*** STUDY TEXT Section Begins ***

The Penderecki Quartet is thrilled to be sharing this performance with our wonderful Laurier colleague Anya Alexeyev. Anya’s probing artistry and ebullient electricity is sure to bring this masterwork to new life. As many of you know, Anya has been teaching piano at Laurier for many years now. She began her studies at the Moscow Conservatory and continued to London’s Royal College of Music where she won the Gold Medal. From there she won the Newport International Piano Competition and her concert career took flight with concerto appearances with the Royal Philharmonic, Vienna Chamber Orchestra, Belgian National Orchestra, and the Moscow State Symphony to name a few. We are proud to have her among us and share the stage with her at QuartetFest!
Our final faculty artist concert on June 9 features the beloved Lafayette String Quartet. This internationally acclaimed group has not changed their membership since they formed 37 years ago. They have lived a rich life of music together performing concerts all over the world with an extensive recording legacy. Sadly, their career is drawing to a close as they have decided to disband and pursue new ventures at the end of this summer. The Lafayettes are a VERY special ensemble with a long important presence in Waterloo. They have presented cycles of Beethoven and Shostakovich here and have been our number one at QuartetFest over the years. They perform with a tremendous range of power and intimacy laden with a rich golden sound all the while infused with uncanny nuance and fluidity. I have been trying to figure out how they do what they do for years. My conclusion after all this time is I think they are just superhuman. That is my only explanation!

*** STUDY TEXT Section Ends ***
*** SUPPLIED DATA Section Begins ***

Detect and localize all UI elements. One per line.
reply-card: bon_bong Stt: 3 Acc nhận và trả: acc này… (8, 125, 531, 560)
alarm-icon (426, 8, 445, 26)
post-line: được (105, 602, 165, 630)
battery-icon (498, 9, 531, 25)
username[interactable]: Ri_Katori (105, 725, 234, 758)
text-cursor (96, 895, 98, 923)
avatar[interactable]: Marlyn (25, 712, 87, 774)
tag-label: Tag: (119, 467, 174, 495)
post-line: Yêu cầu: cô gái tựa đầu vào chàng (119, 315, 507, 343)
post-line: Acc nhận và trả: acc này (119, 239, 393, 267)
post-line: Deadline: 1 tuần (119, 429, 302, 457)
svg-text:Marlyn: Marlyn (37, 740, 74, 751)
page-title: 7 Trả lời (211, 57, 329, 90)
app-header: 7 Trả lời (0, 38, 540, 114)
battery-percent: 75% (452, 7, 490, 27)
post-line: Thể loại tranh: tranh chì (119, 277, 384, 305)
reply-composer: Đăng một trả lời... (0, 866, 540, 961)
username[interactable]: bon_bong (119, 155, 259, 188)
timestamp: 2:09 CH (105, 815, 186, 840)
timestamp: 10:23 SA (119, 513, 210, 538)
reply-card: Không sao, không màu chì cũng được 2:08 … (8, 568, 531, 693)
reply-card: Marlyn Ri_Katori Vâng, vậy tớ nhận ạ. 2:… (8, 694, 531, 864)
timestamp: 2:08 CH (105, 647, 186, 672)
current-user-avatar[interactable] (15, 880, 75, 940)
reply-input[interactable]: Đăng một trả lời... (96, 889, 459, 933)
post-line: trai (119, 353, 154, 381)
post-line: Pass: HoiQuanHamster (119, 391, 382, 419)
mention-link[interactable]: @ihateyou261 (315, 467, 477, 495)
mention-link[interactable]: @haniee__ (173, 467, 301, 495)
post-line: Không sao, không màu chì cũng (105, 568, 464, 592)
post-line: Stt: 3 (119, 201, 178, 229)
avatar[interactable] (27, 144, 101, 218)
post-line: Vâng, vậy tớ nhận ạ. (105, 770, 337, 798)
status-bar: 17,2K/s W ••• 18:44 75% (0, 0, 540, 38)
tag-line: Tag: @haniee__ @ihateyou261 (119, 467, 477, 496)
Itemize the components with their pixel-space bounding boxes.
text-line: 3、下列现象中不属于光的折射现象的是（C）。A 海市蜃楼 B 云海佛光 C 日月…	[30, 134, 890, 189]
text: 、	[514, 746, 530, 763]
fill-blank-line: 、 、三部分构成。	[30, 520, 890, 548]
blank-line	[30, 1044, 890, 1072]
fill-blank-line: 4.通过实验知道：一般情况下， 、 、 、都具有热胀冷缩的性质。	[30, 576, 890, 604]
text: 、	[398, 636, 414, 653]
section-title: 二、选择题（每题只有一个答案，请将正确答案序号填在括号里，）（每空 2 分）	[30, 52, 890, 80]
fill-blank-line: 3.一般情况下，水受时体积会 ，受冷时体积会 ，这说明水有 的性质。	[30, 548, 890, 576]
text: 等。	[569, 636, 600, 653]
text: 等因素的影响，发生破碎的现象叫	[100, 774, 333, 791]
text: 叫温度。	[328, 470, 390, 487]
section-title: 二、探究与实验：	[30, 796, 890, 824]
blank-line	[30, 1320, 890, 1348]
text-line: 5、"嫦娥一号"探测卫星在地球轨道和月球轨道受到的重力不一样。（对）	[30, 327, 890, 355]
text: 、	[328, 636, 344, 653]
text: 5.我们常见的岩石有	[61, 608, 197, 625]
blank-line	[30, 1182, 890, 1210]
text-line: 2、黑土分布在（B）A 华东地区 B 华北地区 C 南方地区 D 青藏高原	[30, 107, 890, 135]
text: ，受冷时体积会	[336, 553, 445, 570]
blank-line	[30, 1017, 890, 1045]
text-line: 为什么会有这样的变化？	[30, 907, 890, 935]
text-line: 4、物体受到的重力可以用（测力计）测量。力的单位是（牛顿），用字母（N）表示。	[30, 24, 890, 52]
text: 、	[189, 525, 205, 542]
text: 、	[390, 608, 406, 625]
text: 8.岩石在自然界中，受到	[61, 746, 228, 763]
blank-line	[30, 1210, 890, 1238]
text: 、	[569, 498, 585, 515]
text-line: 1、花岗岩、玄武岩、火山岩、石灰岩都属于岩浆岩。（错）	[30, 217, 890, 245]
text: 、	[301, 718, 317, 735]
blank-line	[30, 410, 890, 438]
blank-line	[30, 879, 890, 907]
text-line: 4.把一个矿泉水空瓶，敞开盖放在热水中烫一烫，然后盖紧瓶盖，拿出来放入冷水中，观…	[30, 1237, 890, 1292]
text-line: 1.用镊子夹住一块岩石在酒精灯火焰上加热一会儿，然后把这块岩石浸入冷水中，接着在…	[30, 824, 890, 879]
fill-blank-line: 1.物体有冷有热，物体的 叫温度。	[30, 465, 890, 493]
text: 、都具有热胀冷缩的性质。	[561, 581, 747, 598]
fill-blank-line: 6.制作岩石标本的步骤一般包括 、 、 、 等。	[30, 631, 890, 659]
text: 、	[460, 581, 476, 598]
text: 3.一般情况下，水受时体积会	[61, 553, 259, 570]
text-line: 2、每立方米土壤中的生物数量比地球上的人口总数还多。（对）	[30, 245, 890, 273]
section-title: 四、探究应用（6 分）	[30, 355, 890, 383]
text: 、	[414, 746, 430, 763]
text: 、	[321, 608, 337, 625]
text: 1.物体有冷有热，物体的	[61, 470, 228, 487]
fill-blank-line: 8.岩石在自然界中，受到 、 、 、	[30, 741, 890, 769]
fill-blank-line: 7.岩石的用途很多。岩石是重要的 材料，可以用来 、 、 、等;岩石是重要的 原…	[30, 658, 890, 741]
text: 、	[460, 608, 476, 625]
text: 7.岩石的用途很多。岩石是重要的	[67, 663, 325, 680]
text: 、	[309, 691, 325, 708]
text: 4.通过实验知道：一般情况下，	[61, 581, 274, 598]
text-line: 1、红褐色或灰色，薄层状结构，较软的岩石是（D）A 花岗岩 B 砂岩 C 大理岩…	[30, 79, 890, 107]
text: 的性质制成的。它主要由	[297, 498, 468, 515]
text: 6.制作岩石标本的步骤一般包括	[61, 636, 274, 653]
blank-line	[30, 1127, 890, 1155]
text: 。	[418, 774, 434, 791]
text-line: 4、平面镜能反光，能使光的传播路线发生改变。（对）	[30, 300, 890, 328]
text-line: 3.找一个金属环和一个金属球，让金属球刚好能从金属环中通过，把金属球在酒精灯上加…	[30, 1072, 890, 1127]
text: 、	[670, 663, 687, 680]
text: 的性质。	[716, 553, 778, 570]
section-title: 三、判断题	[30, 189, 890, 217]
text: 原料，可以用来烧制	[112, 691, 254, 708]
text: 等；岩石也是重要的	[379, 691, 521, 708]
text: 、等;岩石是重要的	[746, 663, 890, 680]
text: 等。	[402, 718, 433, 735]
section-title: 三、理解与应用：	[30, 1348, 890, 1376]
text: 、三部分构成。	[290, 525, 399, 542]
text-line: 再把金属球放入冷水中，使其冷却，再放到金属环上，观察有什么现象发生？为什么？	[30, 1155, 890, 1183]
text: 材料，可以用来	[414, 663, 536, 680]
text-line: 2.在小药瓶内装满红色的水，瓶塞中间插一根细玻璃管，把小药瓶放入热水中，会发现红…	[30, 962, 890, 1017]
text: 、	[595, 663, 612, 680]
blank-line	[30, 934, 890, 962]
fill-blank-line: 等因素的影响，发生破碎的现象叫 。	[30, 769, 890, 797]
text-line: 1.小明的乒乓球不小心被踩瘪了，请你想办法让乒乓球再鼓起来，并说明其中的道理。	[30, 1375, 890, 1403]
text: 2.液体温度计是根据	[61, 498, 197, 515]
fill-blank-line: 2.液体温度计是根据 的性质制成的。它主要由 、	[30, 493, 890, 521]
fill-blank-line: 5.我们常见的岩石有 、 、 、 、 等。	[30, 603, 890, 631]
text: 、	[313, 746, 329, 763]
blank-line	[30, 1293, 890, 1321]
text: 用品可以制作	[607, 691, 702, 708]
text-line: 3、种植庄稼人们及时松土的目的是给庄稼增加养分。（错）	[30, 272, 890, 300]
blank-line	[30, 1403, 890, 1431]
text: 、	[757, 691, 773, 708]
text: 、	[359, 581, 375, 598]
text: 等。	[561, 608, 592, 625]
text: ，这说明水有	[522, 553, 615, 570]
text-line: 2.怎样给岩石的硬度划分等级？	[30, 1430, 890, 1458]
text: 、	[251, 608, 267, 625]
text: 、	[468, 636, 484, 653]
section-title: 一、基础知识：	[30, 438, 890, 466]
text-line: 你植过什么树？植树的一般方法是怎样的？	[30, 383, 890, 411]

*** SUPPLIED DATA Section Ends ***

• **WORK TO COMPLETE**:
• a. According to the QuartetFest concert notes, where did Anya Alexeyev win the Gold Medal?
• b. Write what comes next in the QuartetFest concert notes, starting after their last sentence.

• **ANSWERS TO EACH TASK**:
• a. At London's Royal College of Music.

• b.
We are celebrating this last hurrah with the Lafayettes with a performance of George Enescu’s octet for strings. Enescu was a child prodigy and composed this octet in 1900 at the age of 17. Enescu was the youngest student ever to attend the Vienna Conservatory at the age of 7. He blossomed into one of the finest violinists of his generation and became a superb pianist, conductor, teacher, and composer. He is one of Romania’s greatest musical geniuses to date -- his picture even appears on the Romanian 5 dollar bill!
Enescu’s prodigious youth is often compared to the early radiance of Felix Mendelssohn. Mendelssohn was also a highly accomplished teenaged violinist/pianist/composer and composed his octet at the age of 16. Enescu distinguished himself from Mendelssohn’s wildly popular Classical octet by creating a grand work in a Romantic style. Enescu’s octet is a bounty of luxuriant themes with ardently layered counterpoint cast in a harmonic palette riding with the likes of Wagner, Mahler and Strauss. The listener will also delight in the spicy Eastern European folk music flavours throughout.
So come join us for QuartetFest ’23! This is a 2-week haven in our own city where we bask in chamber music, train eager students, and learn from seasoned pros. All this set with the backdrop of the early blossom days of summer! Bring it on!